__Problem requirements__.
Copy each line of the records that contains the word "generic".

__Given records__.
· · · ·

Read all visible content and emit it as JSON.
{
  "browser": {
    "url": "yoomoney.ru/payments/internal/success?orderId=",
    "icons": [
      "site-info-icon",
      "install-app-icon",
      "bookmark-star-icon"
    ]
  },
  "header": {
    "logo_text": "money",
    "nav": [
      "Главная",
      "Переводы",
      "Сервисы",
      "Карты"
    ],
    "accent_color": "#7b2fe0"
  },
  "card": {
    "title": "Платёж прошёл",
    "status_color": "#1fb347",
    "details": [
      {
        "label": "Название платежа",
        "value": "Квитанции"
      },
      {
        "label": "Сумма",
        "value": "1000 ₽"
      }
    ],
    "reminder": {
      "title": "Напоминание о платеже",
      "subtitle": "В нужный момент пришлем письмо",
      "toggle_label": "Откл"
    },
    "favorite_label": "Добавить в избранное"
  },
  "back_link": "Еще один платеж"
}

· · · ·

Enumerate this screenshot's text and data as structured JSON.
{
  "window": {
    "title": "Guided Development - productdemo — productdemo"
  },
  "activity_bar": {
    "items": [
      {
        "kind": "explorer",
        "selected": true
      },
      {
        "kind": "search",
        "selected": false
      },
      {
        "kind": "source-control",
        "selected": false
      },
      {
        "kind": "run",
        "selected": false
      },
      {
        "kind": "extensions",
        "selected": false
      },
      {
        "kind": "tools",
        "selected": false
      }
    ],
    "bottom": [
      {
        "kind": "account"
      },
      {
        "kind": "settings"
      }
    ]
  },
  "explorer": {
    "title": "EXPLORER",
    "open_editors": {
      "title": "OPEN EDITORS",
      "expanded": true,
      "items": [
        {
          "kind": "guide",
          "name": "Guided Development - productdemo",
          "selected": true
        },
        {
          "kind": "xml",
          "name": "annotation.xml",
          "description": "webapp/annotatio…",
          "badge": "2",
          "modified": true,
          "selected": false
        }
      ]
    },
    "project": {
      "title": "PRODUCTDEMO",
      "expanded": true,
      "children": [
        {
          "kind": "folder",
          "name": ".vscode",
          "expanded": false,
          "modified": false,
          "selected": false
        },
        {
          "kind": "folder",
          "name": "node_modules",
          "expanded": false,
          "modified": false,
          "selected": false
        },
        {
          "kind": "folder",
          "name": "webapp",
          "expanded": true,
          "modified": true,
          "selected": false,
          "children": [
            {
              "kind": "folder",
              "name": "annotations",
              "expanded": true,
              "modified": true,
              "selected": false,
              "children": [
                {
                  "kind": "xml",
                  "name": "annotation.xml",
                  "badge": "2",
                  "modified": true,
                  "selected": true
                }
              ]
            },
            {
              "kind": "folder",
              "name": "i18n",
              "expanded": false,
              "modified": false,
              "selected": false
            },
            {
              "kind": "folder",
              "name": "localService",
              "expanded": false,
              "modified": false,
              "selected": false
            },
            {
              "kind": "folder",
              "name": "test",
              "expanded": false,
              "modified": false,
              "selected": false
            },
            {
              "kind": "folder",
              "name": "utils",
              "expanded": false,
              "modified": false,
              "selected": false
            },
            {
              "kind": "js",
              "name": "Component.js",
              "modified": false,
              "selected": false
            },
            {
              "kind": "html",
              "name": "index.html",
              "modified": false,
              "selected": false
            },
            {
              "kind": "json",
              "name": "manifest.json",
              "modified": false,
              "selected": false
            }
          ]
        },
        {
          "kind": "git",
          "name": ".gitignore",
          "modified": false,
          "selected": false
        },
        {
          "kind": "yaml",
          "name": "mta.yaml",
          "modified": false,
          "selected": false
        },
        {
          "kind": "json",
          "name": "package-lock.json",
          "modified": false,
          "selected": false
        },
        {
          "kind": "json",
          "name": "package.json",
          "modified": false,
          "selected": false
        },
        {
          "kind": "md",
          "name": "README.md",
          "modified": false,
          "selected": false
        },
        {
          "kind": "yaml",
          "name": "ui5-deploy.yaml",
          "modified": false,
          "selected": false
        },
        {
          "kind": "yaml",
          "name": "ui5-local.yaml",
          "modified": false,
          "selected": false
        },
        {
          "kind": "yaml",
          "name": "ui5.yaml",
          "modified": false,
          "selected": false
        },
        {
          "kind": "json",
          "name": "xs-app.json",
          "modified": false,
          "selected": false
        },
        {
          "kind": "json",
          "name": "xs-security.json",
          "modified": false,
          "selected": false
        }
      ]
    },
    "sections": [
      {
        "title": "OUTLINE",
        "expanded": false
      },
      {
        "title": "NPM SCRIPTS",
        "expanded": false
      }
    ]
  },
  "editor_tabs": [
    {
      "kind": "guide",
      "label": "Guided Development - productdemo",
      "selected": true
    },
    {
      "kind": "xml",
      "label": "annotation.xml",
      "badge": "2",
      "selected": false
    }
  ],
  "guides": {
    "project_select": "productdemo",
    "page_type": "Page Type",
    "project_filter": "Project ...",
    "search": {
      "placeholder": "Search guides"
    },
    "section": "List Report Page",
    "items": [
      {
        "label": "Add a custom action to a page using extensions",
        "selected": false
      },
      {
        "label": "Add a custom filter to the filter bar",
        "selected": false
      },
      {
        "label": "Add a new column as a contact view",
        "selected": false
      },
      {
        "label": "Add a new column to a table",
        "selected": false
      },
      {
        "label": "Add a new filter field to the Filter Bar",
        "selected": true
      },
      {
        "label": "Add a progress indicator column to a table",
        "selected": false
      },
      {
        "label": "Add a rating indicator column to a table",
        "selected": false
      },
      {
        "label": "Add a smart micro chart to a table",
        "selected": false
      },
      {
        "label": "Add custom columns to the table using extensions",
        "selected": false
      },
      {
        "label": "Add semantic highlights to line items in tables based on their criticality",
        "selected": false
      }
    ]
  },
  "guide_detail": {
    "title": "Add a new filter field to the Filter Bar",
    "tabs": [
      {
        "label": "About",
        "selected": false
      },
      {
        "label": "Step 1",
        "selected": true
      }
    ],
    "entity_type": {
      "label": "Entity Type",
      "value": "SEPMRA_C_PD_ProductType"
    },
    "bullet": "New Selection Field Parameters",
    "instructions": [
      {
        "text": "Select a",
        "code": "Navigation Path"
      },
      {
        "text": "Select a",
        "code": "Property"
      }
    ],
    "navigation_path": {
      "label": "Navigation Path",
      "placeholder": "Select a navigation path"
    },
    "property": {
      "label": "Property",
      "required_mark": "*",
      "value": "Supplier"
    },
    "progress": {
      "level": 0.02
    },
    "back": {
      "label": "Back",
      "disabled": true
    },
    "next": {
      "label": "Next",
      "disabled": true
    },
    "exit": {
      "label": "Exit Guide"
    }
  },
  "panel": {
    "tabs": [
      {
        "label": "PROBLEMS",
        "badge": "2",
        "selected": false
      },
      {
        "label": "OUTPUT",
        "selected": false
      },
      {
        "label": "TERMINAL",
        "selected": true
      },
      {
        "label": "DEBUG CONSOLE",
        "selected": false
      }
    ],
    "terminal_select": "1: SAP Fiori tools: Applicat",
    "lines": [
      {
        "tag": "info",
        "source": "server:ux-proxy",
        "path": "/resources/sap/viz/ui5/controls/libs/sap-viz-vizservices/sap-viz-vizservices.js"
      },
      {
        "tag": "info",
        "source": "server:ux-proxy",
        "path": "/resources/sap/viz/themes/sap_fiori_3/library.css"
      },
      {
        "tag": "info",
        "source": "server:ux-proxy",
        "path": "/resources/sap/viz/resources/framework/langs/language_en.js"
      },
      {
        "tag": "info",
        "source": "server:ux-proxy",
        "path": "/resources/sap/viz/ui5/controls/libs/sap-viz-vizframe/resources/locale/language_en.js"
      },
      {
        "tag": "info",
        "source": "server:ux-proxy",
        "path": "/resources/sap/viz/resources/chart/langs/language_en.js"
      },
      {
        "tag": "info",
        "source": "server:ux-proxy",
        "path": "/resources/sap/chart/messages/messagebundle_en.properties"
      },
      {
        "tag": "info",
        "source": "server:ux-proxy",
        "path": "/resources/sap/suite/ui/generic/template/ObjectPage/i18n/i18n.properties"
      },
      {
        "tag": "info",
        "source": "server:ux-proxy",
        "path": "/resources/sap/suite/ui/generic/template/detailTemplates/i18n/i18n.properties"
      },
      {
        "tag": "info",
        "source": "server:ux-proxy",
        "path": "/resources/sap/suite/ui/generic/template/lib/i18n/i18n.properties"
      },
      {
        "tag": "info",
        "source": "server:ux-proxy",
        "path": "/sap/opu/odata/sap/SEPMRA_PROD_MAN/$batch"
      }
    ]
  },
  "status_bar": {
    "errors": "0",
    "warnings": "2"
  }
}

· · · ·

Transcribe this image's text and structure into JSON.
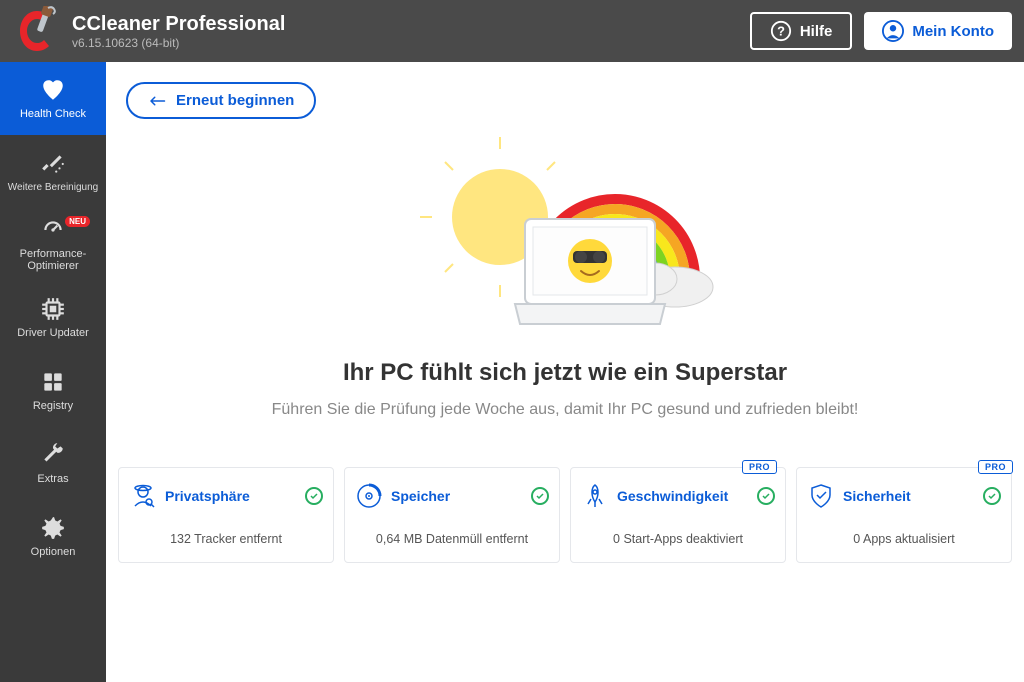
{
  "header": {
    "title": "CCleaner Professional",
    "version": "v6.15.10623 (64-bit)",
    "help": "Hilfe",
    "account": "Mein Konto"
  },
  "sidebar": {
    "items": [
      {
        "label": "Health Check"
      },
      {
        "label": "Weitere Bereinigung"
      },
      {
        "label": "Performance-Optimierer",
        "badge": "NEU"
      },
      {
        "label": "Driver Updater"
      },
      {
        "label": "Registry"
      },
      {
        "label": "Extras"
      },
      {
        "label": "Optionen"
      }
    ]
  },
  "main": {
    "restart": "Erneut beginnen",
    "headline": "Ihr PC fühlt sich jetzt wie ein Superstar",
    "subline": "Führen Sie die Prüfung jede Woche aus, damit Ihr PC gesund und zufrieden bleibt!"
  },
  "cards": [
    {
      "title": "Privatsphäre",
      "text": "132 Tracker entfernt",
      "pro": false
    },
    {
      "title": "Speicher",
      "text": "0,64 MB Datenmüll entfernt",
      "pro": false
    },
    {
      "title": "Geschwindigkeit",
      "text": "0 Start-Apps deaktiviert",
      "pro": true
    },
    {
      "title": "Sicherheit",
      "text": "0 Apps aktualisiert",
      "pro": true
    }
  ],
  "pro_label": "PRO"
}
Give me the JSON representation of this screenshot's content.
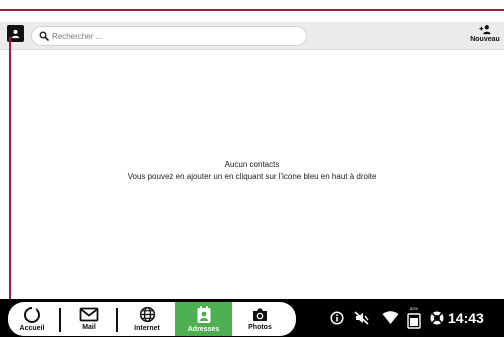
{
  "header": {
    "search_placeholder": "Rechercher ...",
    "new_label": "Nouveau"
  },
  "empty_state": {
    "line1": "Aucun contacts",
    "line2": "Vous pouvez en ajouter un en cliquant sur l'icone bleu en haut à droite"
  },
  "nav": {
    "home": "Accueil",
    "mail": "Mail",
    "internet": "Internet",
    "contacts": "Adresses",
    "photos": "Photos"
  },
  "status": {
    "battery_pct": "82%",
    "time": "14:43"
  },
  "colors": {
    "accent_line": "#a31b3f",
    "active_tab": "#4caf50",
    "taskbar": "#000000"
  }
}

· · · ·

__Answer below__.
        "path": "/resources/sap/suite/ui/generic/template/ObjectPage/i18n/i18n.properties"
        "path": "/resources/sap/suite/ui/generic/template/detailTemplates/i18n/i18n.properties"
        "path": "/resources/sap/suite/ui/generic/template/lib/i18n/i18n.properties"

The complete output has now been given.